▶ [Aim] Return a copy of every line in the records that includes the word "name".

▶ [Given data]
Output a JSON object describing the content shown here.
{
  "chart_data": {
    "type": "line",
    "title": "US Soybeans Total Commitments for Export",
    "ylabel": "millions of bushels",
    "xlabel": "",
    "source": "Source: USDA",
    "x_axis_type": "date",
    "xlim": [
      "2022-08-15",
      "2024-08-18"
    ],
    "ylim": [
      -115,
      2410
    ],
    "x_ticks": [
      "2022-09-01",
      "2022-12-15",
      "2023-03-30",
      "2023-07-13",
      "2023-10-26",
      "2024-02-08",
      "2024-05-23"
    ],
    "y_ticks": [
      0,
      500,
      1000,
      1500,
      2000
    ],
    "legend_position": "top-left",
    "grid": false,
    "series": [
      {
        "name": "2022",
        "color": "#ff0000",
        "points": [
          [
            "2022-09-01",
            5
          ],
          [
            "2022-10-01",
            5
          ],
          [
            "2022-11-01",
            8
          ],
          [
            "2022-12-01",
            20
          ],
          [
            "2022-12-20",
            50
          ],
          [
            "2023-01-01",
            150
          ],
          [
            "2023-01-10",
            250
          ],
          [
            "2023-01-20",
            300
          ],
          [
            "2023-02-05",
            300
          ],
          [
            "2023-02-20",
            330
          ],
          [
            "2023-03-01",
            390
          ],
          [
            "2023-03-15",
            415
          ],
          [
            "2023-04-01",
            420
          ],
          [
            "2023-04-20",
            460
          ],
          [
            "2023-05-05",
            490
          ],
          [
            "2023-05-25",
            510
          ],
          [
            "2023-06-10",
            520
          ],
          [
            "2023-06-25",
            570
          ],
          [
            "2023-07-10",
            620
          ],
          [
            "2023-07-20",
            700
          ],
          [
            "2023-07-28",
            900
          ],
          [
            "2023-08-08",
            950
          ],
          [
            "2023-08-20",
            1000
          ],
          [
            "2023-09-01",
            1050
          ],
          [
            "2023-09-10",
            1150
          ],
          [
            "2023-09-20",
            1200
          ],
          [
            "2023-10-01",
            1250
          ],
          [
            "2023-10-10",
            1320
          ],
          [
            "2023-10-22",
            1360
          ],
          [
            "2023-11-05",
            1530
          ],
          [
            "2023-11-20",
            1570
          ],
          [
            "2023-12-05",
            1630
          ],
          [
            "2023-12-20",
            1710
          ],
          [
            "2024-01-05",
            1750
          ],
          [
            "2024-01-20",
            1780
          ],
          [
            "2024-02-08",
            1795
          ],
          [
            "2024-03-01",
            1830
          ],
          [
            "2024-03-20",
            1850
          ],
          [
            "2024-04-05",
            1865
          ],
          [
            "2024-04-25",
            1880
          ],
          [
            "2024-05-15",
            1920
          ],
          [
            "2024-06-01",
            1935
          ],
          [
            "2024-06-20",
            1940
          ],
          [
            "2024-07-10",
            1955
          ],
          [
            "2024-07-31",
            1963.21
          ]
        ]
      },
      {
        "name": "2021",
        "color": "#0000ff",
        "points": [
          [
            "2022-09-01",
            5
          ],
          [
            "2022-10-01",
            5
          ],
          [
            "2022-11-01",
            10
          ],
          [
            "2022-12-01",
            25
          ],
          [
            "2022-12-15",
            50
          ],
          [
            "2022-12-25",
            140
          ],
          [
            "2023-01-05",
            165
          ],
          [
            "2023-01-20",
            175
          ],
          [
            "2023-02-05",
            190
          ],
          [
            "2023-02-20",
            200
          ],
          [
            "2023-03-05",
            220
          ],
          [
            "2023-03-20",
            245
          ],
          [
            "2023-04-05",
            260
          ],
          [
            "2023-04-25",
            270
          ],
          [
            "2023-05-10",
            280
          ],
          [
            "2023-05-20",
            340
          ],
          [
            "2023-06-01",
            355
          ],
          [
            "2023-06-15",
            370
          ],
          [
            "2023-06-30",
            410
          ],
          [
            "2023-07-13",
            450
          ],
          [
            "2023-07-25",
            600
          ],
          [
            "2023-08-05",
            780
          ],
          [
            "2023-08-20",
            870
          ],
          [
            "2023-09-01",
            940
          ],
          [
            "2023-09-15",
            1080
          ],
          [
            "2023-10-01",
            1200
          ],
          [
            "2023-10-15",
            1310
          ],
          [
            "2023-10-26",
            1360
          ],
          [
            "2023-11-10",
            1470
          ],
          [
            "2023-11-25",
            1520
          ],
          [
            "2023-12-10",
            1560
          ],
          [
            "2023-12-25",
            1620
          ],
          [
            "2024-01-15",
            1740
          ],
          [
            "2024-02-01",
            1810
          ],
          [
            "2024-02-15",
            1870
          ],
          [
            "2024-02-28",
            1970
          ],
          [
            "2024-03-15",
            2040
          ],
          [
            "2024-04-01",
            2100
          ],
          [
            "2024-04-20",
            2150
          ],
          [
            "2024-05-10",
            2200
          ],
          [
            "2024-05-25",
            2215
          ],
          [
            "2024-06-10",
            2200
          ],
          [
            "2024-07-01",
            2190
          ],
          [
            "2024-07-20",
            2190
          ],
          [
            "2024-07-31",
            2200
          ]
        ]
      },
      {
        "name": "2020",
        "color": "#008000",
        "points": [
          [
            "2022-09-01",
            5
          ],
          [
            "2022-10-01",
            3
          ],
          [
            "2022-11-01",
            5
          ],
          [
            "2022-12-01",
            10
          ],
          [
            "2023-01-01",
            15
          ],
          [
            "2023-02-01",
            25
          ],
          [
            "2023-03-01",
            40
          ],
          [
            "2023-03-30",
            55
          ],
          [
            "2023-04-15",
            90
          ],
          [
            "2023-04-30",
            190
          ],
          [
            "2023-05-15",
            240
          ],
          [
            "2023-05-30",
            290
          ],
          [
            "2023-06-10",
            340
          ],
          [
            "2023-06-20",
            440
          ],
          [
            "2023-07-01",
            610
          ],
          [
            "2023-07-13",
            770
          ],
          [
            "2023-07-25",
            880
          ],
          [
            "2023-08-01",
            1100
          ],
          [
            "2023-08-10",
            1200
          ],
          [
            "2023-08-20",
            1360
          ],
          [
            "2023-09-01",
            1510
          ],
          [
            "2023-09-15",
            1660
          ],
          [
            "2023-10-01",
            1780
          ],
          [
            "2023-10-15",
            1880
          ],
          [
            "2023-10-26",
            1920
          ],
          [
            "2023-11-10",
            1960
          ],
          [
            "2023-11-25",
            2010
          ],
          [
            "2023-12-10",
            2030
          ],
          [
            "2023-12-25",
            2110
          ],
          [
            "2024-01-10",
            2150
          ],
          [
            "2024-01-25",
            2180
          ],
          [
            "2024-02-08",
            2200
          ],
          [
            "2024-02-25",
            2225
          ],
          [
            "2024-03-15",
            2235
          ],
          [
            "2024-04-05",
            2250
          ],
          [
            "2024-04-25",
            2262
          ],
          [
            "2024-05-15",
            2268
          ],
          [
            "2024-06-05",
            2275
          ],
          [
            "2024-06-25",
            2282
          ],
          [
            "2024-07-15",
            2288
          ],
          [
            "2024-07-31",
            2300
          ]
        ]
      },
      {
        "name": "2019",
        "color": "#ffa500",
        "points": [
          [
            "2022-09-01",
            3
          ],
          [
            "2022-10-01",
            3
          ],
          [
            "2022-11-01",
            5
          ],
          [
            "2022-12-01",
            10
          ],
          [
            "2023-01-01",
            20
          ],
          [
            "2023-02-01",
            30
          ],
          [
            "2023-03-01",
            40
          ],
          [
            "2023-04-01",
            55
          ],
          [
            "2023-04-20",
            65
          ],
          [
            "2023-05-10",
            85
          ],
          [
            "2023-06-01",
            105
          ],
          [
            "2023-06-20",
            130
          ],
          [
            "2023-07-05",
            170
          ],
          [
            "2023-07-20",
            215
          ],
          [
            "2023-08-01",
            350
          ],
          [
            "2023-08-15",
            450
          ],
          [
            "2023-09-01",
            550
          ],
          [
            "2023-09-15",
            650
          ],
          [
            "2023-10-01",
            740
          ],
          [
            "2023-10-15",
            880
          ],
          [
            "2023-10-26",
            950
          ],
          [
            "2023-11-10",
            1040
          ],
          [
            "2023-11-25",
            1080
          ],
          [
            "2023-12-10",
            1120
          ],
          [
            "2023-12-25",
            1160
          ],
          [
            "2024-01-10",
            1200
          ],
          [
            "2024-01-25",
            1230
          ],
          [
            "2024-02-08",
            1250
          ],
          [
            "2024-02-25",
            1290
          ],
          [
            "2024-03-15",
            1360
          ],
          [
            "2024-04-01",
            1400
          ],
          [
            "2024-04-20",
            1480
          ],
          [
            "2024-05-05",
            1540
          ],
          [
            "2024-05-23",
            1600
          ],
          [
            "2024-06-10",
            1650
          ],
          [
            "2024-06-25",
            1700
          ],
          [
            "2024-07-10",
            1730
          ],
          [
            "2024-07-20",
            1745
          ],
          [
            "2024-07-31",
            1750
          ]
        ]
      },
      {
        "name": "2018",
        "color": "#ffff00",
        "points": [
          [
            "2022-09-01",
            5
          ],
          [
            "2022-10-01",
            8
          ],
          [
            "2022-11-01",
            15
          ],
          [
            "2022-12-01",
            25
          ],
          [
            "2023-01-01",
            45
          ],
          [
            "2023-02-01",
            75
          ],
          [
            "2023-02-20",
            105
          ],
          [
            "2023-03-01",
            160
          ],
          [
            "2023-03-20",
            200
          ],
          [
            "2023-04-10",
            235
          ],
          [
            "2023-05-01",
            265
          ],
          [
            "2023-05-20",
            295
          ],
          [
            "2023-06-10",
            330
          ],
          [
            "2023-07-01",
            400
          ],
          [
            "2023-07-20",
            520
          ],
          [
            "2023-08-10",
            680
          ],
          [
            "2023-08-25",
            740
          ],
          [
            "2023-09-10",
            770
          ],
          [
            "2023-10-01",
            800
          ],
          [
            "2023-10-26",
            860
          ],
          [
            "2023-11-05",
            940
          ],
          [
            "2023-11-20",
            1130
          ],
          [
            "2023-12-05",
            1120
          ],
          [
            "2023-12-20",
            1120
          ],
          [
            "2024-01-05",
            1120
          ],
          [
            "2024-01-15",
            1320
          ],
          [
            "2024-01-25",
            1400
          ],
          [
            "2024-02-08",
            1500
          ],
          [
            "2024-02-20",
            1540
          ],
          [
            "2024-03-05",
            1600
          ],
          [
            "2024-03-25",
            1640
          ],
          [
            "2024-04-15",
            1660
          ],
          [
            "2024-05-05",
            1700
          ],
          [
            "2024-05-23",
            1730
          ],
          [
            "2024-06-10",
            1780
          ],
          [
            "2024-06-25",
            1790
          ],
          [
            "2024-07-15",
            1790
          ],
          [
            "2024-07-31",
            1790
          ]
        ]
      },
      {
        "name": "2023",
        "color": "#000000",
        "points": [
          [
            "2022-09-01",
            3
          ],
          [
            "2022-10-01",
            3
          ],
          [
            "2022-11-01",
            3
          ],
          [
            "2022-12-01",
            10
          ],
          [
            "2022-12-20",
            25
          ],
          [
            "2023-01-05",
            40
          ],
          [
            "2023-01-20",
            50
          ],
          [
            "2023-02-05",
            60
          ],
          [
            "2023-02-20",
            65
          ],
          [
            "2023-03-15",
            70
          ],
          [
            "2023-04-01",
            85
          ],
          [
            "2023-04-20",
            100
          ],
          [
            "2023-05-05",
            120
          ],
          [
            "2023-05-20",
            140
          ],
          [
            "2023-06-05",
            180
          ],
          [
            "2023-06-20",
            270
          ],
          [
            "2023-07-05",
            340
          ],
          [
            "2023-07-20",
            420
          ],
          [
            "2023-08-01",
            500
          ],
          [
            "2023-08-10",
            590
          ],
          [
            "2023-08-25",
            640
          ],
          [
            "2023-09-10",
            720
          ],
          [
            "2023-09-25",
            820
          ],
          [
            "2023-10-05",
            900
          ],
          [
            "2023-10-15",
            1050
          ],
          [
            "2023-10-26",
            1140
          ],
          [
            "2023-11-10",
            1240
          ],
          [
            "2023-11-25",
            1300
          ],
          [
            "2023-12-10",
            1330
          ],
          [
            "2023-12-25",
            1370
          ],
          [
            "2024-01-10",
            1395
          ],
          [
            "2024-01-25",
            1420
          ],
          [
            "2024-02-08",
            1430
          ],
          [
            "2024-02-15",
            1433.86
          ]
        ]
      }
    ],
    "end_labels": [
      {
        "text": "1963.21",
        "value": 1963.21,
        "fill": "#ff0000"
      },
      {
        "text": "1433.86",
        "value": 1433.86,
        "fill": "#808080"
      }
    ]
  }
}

▶ [Output for this exercise]
        "name": "2022",
        "name": "2021",
        "name": "2020",
        "name": "2019",
        "name": "2018",
        "name": "2023",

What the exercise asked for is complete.